■ Work required
Copy the entries below exactly. Images do not belong in the copy.

begin

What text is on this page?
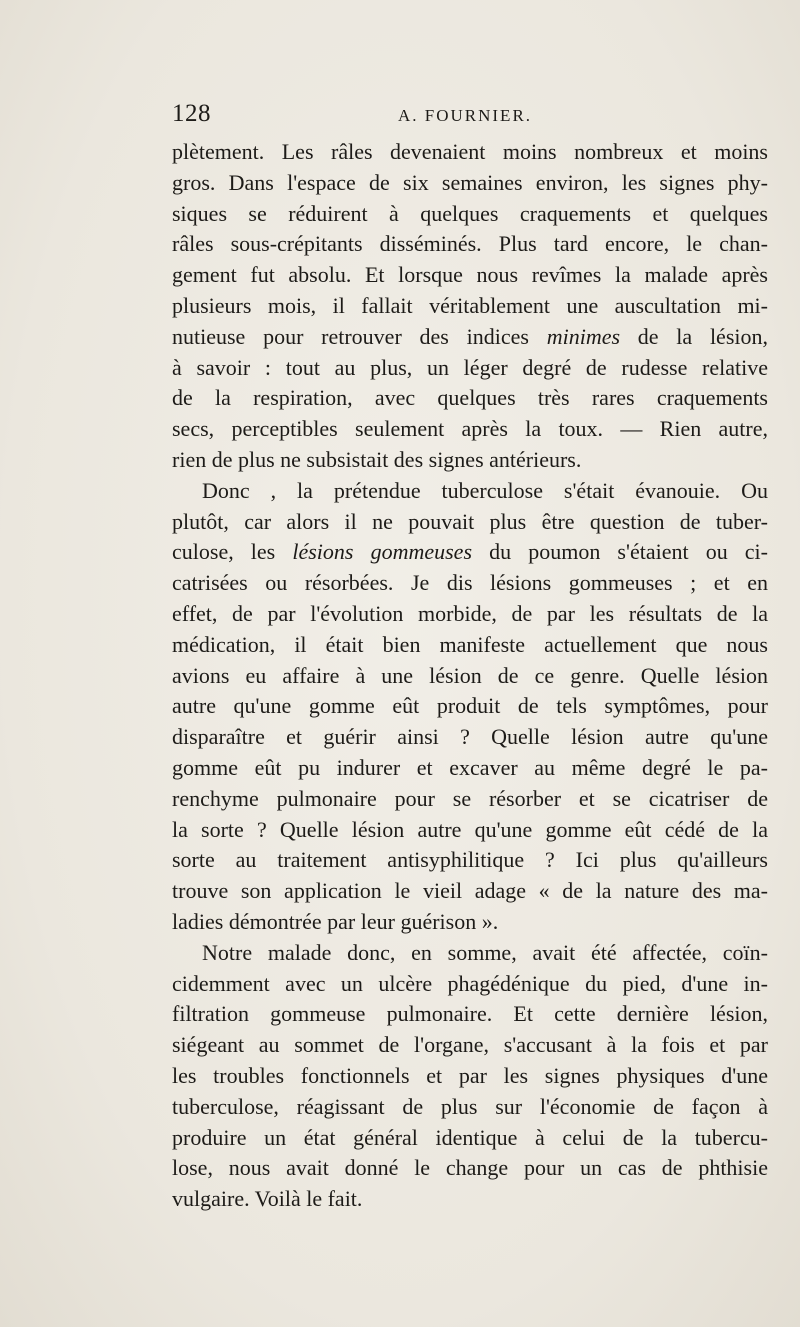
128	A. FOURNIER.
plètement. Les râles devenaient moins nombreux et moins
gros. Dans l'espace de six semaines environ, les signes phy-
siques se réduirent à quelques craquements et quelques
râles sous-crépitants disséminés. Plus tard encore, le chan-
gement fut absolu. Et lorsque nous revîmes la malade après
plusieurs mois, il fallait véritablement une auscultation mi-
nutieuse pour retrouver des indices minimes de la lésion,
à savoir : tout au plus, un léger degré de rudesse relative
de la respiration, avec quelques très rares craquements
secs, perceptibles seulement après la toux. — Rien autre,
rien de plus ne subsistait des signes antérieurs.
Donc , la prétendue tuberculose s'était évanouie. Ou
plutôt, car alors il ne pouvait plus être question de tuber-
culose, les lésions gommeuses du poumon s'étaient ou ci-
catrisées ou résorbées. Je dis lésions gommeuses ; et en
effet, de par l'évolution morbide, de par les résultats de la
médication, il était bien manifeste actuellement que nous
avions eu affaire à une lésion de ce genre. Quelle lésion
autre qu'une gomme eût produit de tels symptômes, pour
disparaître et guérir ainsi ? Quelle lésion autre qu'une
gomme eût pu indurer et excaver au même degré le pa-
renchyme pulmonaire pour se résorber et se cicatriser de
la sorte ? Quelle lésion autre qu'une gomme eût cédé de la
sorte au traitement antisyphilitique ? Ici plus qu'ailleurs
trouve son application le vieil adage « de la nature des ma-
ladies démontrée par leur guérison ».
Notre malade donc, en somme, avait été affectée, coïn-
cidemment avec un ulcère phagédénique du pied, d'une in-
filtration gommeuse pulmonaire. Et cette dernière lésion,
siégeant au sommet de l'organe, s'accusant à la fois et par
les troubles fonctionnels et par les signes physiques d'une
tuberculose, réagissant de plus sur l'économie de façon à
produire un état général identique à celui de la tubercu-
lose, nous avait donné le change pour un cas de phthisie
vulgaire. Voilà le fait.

end

■ Output below
What text is on this page?
128	A. FOURNIER.
plètement. Les râles devenaient moins nombreux et moins
gros. Dans l'espace de six semaines environ, les signes phy-
siques se réduirent à quelques craquements et quelques
râles sous-crépitants disséminés. Plus tard encore, le chan-
gement fut absolu. Et lorsque nous revîmes la malade après
plusieurs mois, il fallait véritablement une auscultation mi-
nutieuse pour retrouver des indices minimes de la lésion,
à savoir : tout au plus, un léger degré de rudesse relative
de la respiration, avec quelques très rares craquements
secs, perceptibles seulement après la toux. — Rien autre,
rien de plus ne subsistait des signes antérieurs.
Donc , la prétendue tuberculose s'était évanouie. Ou
plutôt, car alors il ne pouvait plus être question de tuber-
culose, les lésions gommeuses du poumon s'étaient ou ci-
catrisées ou résorbées. Je dis lésions gommeuses ; et en
effet, de par l'évolution morbide, de par les résultats de la
médication, il était bien manifeste actuellement que nous
avions eu affaire à une lésion de ce genre. Quelle lésion
autre qu'une gomme eût produit de tels symptômes, pour
disparaître et guérir ainsi ? Quelle lésion autre qu'une
gomme eût pu indurer et excaver au même degré le pa-
renchyme pulmonaire pour se résorber et se cicatriser de
la sorte ? Quelle lésion autre qu'une gomme eût cédé de la
sorte au traitement antisyphilitique ? Ici plus qu'ailleurs
trouve son application le vieil adage « de la nature des ma-
ladies démontrée par leur guérison ».
Notre malade donc, en somme, avait été affectée, coïn-
cidemment avec un ulcère phagédénique du pied, d'une in-
filtration gommeuse pulmonaire. Et cette dernière lésion,
siégeant au sommet de l'organe, s'accusant à la fois et par
les troubles fonctionnels et par les signes physiques d'une
tuberculose, réagissant de plus sur l'économie de façon à
produire un état général identique à celui de la tubercu-
lose, nous avait donné le change pour un cas de phthisie
vulgaire. Voilà le fait.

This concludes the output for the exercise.